Entries taken from a collection:
--
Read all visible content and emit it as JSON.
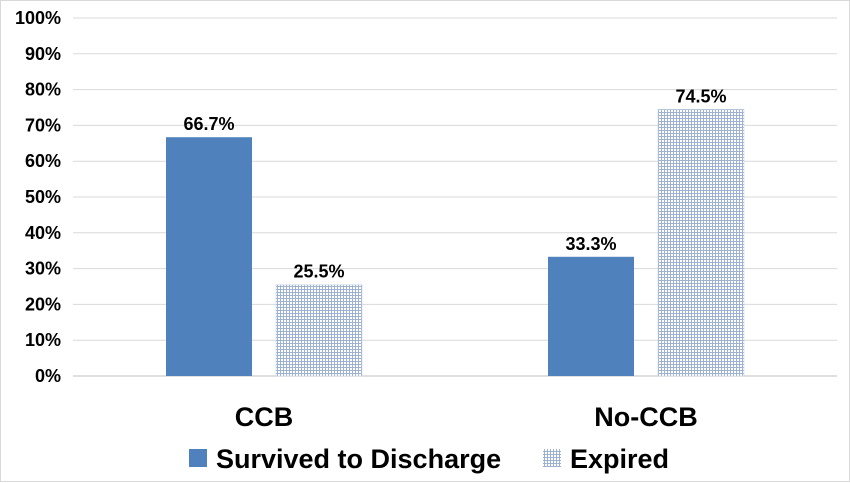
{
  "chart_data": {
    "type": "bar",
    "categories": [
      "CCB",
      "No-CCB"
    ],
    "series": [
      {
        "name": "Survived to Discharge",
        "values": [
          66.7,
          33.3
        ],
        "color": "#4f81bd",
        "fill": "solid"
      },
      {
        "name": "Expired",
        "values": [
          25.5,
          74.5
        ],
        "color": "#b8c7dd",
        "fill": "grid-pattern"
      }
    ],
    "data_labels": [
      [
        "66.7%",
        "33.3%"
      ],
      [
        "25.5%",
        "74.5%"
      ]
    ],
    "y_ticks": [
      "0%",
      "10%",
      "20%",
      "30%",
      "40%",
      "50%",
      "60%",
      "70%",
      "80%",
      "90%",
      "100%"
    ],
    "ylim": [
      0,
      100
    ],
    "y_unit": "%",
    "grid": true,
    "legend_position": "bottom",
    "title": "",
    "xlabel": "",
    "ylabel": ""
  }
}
--
- Requirement -
Using the data above, say how many lines include "name". No other reply is needed.

- Answer to this exercise -
2